##### AVAILABLE DATA #####

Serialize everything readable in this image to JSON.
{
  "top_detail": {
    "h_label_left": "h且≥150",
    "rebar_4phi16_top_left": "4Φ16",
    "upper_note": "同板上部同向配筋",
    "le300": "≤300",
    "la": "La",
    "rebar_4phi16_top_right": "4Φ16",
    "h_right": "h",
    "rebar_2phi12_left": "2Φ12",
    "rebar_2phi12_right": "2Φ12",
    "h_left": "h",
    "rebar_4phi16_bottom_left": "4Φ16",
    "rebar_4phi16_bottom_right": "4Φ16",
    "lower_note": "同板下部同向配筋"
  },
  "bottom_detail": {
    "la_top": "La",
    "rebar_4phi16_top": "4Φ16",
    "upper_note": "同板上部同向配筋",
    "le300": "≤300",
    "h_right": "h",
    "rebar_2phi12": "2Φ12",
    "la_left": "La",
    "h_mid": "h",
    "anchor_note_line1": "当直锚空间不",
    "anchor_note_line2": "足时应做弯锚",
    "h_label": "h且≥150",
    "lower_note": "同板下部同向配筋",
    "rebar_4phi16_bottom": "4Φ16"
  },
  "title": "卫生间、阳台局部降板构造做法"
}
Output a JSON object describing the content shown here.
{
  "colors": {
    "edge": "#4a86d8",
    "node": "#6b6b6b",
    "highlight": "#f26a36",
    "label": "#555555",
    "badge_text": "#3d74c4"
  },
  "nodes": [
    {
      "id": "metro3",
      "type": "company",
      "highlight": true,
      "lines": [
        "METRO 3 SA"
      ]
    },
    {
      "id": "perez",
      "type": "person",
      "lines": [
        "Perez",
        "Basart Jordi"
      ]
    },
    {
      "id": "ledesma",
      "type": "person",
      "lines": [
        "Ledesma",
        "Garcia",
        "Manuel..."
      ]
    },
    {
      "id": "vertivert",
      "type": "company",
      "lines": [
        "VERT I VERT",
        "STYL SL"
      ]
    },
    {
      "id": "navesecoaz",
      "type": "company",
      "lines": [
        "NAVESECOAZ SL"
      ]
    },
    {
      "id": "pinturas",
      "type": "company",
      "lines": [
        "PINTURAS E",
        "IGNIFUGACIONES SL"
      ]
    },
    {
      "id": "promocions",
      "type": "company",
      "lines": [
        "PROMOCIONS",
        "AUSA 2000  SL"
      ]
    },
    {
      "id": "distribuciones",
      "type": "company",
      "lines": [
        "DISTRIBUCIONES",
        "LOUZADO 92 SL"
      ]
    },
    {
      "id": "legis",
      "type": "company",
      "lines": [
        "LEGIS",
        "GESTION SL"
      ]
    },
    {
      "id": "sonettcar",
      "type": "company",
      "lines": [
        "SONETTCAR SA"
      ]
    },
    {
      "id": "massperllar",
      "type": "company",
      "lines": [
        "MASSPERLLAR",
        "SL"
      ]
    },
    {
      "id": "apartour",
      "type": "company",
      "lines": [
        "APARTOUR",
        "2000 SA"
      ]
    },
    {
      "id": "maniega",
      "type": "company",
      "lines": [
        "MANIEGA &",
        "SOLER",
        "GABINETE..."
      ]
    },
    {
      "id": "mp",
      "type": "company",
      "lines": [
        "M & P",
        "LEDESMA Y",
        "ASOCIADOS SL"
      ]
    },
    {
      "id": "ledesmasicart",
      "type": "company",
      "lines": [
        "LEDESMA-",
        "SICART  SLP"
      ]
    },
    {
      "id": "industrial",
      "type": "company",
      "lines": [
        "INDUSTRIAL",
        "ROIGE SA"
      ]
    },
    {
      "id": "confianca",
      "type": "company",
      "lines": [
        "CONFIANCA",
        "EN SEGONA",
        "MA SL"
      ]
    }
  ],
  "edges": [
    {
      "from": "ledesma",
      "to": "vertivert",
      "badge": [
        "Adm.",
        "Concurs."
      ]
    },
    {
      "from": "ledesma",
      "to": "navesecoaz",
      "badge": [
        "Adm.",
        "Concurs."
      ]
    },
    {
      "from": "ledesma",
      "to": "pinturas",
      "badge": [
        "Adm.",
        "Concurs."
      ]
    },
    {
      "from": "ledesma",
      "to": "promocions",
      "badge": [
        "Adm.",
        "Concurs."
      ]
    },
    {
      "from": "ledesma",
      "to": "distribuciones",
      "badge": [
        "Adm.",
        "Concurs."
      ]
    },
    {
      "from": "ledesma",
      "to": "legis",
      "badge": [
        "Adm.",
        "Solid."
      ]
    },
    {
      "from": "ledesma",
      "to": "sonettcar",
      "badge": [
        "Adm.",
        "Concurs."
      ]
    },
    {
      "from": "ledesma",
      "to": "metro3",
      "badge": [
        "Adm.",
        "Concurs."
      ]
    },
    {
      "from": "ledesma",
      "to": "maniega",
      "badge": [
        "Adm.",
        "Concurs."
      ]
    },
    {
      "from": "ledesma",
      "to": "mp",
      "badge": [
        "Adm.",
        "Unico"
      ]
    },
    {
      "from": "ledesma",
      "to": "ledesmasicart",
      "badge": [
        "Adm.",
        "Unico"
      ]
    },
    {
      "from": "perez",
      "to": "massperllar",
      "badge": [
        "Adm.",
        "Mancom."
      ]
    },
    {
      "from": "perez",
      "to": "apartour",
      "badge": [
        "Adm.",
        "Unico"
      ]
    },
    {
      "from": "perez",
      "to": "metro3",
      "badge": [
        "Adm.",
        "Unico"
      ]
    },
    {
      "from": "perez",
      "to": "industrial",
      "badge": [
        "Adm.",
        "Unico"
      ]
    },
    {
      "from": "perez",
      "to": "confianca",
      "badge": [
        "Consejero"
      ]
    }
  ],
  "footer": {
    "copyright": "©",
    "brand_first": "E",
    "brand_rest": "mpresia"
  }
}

#####

Quote every entry exactly.

Serialize everything readable in this image to JSON.
{
  "top_detail": {
    "h_label_left": "h且≥150",
    "rebar_4phi16_top_left": "4Φ16",
    "upper_note": "同板上部同向配筋",
    "le300": "≤300",
    "la": "La",
    "rebar_4phi16_top_right": "4Φ16",
    "h_right": "h",
    "rebar_2phi12_left": "2Φ12",
    "rebar_2phi12_right": "2Φ12",
    "h_left": "h",
    "rebar_4phi16_bottom_left": "4Φ16",
    "rebar_4phi16_bottom_right": "4Φ16",
    "lower_note": "同板下部同向配筋"
  },
  "bottom_detail": {
    "la_top": "La",
    "rebar_4phi16_top": "4Φ16",
    "upper_note": "同板上部同向配筋",
    "le300": "≤300",
    "h_right": "h",
    "rebar_2phi12": "2Φ12",
    "la_left": "La",
    "h_mid": "h",
    "anchor_note_line1": "当直锚空间不",
    "anchor_note_line2": "足时应做弯锚",
    "h_label": "h且≥150",
    "lower_note": "同板下部同向配筋",
    "rebar_4phi16_bottom": "4Φ16"
  },
  "title": "卫生间、阳台局部降板构造做法"
}
Output a JSON object describing the content shown here.
{
  "colors": {
    "edge": "#4a86d8",
    "node": "#6b6b6b",
    "highlight": "#f26a36",
    "label": "#555555",
    "badge_text": "#3d74c4"
  },
  "nodes": [
    {
      "id": "metro3",
      "type": "company",
      "highlight": true,
      "lines": [
        "METRO 3 SA"
      ]
    },
    {
      "id": "perez",
      "type": "person",
      "lines": [
        "Perez",
        "Basart Jordi"
      ]
    },
    {
      "id": "ledesma",
      "type": "person",
      "lines": [
        "Ledesma",
        "Garcia",
        "Manuel..."
      ]
    },
    {
      "id": "vertivert",
      "type": "company",
      "lines": [
        "VERT I VERT",
        "STYL SL"
      ]
    },
    {
      "id": "navesecoaz",
      "type": "company",
      "lines": [
        "NAVESECOAZ SL"
      ]
    },
    {
      "id": "pinturas",
      "type": "company",
      "lines": [
        "PINTURAS E",
        "IGNIFUGACIONES SL"
      ]
    },
    {
      "id": "promocions",
      "type": "company",
      "lines": [
        "PROMOCIONS",
        "AUSA 2000  SL"
      ]
    },
    {
      "id": "distribuciones",
      "type": "company",
      "lines": [
        "DISTRIBUCIONES",
        "LOUZADO 92 SL"
      ]
    },
    {
      "id": "legis",
      "type": "company",
      "lines": [
        "LEGIS",
        "GESTION SL"
      ]
    },
    {
      "id": "sonettcar",
      "type": "company",
      "lines": [
        "SONETTCAR SA"
      ]
    },
    {
      "id": "massperllar",
      "type": "company",
      "lines": [
        "MASSPERLLAR",
        "SL"
      ]
    },
    {
      "id": "apartour",
      "type": "company",
      "lines": [
        "APARTOUR",
        "2000 SA"
      ]
    },
    {
      "id": "maniega",
      "type": "company",
      "lines": [
        "MANIEGA &",
        "SOLER",
        "GABINETE..."
      ]
    },
    {
      "id": "mp",
      "type": "company",
      "lines": [
        "M & P",
        "LEDESMA Y",
        "ASOCIADOS SL"
      ]
    },
    {
      "id": "ledesmasicart",
      "type": "company",
      "lines": [
        "LEDESMA-",
        "SICART  SLP"
      ]
    },
    {
      "id": "industrial",
      "type": "company",
      "lines": [
        "INDUSTRIAL",
        "ROIGE SA"
      ]
    },
    {
      "id": "confianca",
      "type": "company",
      "lines": [
        "CONFIANCA",
        "EN SEGONA",
        "MA SL"
      ]
    }
  ],
  "edges": [
    {
      "from": "ledesma",
      "to": "vertivert",
      "badge": [
        "Adm.",
        "Concurs."
      ]
    },
    {
      "from": "ledesma",
      "to": "navesecoaz",
      "badge": [
        "Adm.",
        "Concurs."
      ]
    },
    {
      "from": "ledesma",
      "to": "pinturas",
      "badge": [
        "Adm.",
        "Concurs."
      ]
    },
    {
      "from": "ledesma",
      "to": "promocions",
      "badge": [
        "Adm.",
        "Concurs."
      ]
    },
    {
      "from": "ledesma",
      "to": "distribuciones",
      "badge": [
        "Adm.",
        "Concurs."
      ]
    },
    {
      "from": "ledesma",
      "to": "legis",
      "badge": [
        "Adm.",
        "Solid."
      ]
    },
    {
      "from": "ledesma",
      "to": "sonettcar",
      "badge": [
        "Adm.",
        "Concurs."
      ]
    },
    {
      "from": "ledesma",
      "to": "metro3",
      "badge": [
        "Adm.",
        "Concurs."
      ]
    },
    {
      "from": "ledesma",
      "to": "maniega",
      "badge": [
        "Adm.",
        "Concurs."
      ]
    },
    {
      "from": "ledesma",
      "to": "mp",
      "badge": [
        "Adm.",
        "Unico"
      ]
    },
    {
      "from": "ledesma",
      "to": "ledesmasicart",
      "badge": [
        "Adm.",
        "Unico"
      ]
    },
    {
      "from": "perez",
      "to": "massperllar",
      "badge": [
        "Adm.",
        "Mancom."
      ]
    },
    {
      "from": "perez",
      "to": "apartour",
      "badge": [
        "Adm.",
        "Unico"
      ]
    },
    {
      "from": "perez",
      "to": "metro3",
      "badge": [
        "Adm.",
        "Unico"
      ]
    },
    {
      "from": "perez",
      "to": "industrial",
      "badge": [
        "Adm.",
        "Unico"
      ]
    },
    {
      "from": "perez",
      "to": "confianca",
      "badge": [
        "Consejero"
      ]
    }
  ],
  "footer": {
    "copyright": "©",
    "brand_first": "E",
    "brand_rest": "mpresia"
  }
}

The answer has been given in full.